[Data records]
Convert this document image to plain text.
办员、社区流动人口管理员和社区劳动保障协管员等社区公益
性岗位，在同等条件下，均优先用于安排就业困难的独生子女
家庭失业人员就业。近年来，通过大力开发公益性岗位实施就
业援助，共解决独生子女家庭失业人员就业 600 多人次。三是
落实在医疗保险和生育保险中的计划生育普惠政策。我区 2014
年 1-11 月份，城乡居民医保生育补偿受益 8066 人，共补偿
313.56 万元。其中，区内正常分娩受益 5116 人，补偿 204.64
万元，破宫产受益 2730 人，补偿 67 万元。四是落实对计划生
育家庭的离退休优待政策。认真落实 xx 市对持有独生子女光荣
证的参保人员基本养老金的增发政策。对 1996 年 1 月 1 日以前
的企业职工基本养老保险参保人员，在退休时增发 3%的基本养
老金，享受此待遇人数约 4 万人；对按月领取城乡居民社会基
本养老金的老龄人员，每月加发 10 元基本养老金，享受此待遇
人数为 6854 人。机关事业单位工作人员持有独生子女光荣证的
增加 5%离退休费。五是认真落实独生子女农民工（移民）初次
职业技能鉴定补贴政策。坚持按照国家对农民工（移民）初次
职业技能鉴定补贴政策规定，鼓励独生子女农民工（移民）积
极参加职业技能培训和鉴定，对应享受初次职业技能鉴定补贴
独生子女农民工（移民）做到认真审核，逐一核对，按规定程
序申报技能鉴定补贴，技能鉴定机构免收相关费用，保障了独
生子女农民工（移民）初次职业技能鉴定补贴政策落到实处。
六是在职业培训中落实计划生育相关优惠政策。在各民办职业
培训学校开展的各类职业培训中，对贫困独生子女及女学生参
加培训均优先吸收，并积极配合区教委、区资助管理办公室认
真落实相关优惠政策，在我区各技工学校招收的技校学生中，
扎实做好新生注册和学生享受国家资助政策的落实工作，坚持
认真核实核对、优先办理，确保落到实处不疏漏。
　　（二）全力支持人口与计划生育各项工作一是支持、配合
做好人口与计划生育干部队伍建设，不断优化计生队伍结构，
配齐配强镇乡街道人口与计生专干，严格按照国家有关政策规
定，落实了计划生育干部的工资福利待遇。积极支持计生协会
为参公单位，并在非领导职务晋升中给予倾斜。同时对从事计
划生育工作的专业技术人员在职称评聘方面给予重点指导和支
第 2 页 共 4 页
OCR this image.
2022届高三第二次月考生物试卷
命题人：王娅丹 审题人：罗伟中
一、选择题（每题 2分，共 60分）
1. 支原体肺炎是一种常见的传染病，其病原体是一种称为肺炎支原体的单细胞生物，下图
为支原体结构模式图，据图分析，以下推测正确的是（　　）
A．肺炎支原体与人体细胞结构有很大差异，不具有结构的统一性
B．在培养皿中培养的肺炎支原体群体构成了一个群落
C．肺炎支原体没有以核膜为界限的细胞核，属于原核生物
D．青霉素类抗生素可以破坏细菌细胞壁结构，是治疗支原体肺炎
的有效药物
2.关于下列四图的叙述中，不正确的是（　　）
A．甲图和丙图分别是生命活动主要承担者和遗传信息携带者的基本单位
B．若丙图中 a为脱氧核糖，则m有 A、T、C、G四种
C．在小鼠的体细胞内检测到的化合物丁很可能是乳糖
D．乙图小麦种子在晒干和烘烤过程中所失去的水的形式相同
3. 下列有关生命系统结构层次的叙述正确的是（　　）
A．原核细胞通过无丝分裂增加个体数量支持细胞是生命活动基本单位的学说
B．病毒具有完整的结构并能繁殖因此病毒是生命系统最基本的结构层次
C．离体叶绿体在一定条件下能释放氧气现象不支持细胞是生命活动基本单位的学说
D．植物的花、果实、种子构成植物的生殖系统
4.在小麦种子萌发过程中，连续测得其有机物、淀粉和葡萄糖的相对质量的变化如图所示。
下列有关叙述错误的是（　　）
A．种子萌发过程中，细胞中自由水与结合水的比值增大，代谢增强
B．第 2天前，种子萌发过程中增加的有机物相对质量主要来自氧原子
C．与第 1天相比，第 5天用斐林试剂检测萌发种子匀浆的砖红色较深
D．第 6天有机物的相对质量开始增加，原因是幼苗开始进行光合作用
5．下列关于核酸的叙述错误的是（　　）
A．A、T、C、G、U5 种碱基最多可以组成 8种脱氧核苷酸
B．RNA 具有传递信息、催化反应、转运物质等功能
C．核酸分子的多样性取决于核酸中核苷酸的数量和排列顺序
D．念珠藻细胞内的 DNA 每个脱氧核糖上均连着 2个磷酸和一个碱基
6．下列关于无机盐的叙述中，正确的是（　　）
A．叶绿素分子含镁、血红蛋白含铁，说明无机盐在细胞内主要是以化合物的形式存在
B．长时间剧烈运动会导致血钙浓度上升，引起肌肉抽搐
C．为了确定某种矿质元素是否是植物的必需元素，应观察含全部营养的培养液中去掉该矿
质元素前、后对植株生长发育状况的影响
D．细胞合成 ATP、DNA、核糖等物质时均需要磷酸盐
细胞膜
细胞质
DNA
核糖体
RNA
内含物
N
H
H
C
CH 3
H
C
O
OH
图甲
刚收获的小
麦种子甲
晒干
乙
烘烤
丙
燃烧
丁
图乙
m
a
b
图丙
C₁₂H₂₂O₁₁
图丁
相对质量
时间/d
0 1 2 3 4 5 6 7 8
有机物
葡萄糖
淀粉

### THE EXERCISE
Pull out every line in the data above that has the word "this".

### FINAL RESULT
Convert this document image to plain text.
OCR this image.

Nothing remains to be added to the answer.